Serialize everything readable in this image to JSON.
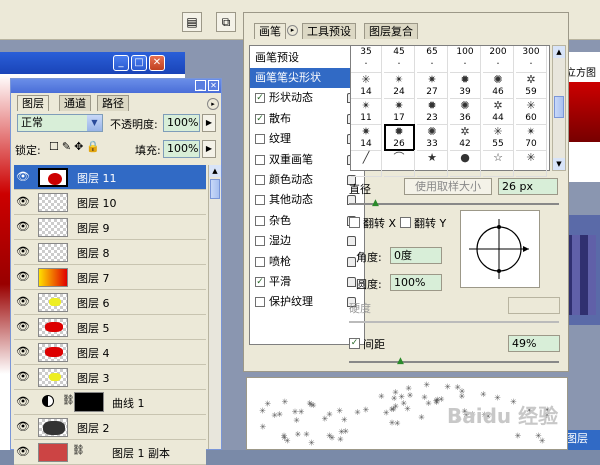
{
  "toolbar": {
    "btn1_icon": "document-icon",
    "btn2_icon": "file-browser-icon"
  },
  "doc_window": {
    "right_label": "立方图"
  },
  "layers": {
    "tabs": [
      "图层",
      "通道",
      "路径"
    ],
    "blend_mode": "正常",
    "opacity_label": "不透明度:",
    "opacity_value": "100%",
    "lock_label": "锁定:",
    "fill_label": "填充:",
    "fill_value": "100%",
    "rows": [
      {
        "name": "图层 11"
      },
      {
        "name": "图层 10"
      },
      {
        "name": "图层 9"
      },
      {
        "name": "图层 8"
      },
      {
        "name": "图层 7"
      },
      {
        "name": "图层 6"
      },
      {
        "name": "图层 5"
      },
      {
        "name": "图层 4"
      },
      {
        "name": "图层 3"
      },
      {
        "name": "曲线 1"
      },
      {
        "name": "图层 2"
      },
      {
        "name": "图层 1 副本"
      }
    ]
  },
  "brushes": {
    "tabs": [
      "画笔",
      "工具预设",
      "图层复合"
    ],
    "presets_label": "画笔预设",
    "options": [
      {
        "label": "画笔笔尖形状",
        "checked": false
      },
      {
        "label": "形状动态",
        "checked": true
      },
      {
        "label": "散布",
        "checked": true
      },
      {
        "label": "纹理",
        "checked": false
      },
      {
        "label": "双重画笔",
        "checked": false
      },
      {
        "label": "颜色动态",
        "checked": false
      },
      {
        "label": "其他动态",
        "checked": false
      },
      {
        "label": "杂色",
        "checked": false
      },
      {
        "label": "湿边",
        "checked": false
      },
      {
        "label": "喷枪",
        "checked": false
      },
      {
        "label": "平滑",
        "checked": true
      },
      {
        "label": "保护纹理",
        "checked": false
      }
    ],
    "grid": [
      [
        "35",
        "45",
        "65",
        "100",
        "200",
        "300"
      ],
      [
        "14",
        "24",
        "27",
        "39",
        "46",
        "59"
      ],
      [
        "11",
        "17",
        "23",
        "36",
        "44",
        "60"
      ],
      [
        "14",
        "26",
        "33",
        "42",
        "55",
        "70"
      ],
      [
        "",
        "",
        "",
        "",
        "",
        ""
      ]
    ],
    "diameter_label": "直径",
    "use_sample_label": "使用取样大小",
    "diameter_value": "26 px",
    "flip_x_label": "翻转 X",
    "flip_y_label": "翻转 Y",
    "angle_label": "角度:",
    "angle_value": "0度",
    "roundness_label": "圆度:",
    "roundness_value": "100%",
    "hardness_label": "硬度",
    "spacing_label": "间距",
    "spacing_value": "49%"
  },
  "bottom_right": {
    "label": "图层"
  },
  "watermark": "Baidu 经验"
}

● **Given request**:
Pick out the lines that include the word "icon" and write them out.

● **Response for this exercise**:
    "btn1_icon": "document-icon",
    "btn2_icon": "file-browser-icon"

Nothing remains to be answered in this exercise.